Start of SUPPLIED ENTRIES

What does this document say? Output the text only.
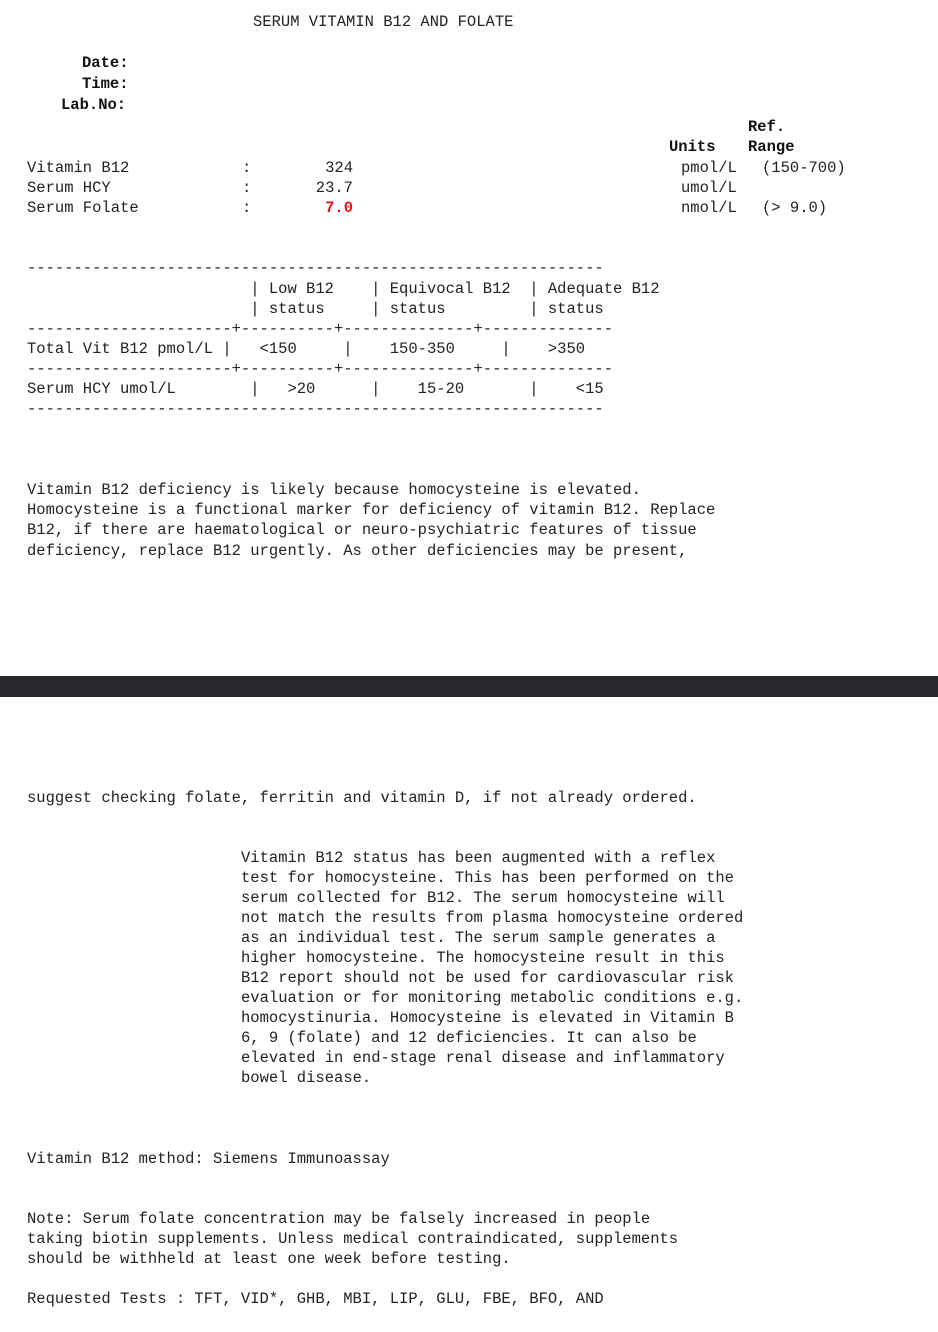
SERUM VITAMIN B12 AND FOLATE
Date:
Time:
Lab.No:
Ref.
Units Range
Vitamin B12	:	324	pmol/L (150-700)
Serum HCY	:	23.7	umol/L
Serum Folate	:	7.0	nmol/L (> 9.0)
--------------------------------------------------------------
| Low B12    | Equivocal B12  | Adequate B12
| status     | status         | status
----------------------+----------+--------------+--------------
Total Vit B12 pmol/L |   <150     |    150-350     |    >350
----------------------+----------+--------------+--------------
Serum HCY umol/L        |   >20      |    15-20       |    <15
--------------------------------------------------------------
Vitamin B12 deficiency is likely because homocysteine is elevated.
Homocysteine is a functional marker for deficiency of vitamin B12. Replace
B12, if there are haematological or neuro-psychiatric features of tissue
deficiency, replace B12 urgently. As other deficiencies may be present,
suggest checking folate, ferritin and vitamin D, if not already ordered.
Vitamin B12 status has been augmented with a reflex
test for homocysteine. This has been performed on the
serum collected for B12. The serum homocysteine will
not match the results from plasma homocysteine ordered
as an individual test. The serum sample generates a
higher homocysteine. The homocysteine result in this
B12 report should not be used for cardiovascular risk
evaluation or for monitoring metabolic conditions e.g.
homocystinuria. Homocysteine is elevated in Vitamin B
6, 9 (folate) and 12 deficiencies. It can also be
elevated in end-stage renal disease and inflammatory
bowel disease.
Vitamin B12 method: Siemens Immunoassay
Note: Serum folate concentration may be falsely increased in people
taking biotin supplements. Unless medical contraindicated, supplements
should be withheld at least one week before testing.
Requested Tests : TFT, VID*, GHB, MBI, LIP, GLU, FBE, BFO, AND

End of SUPPLIED ENTRIES

Each line of the entries that contains the word "deficiencies" should be listed.

deficiency, replace B12 urgently. As other deficiencies may be present,
6, 9 (folate) and 12 deficiencies. It can also be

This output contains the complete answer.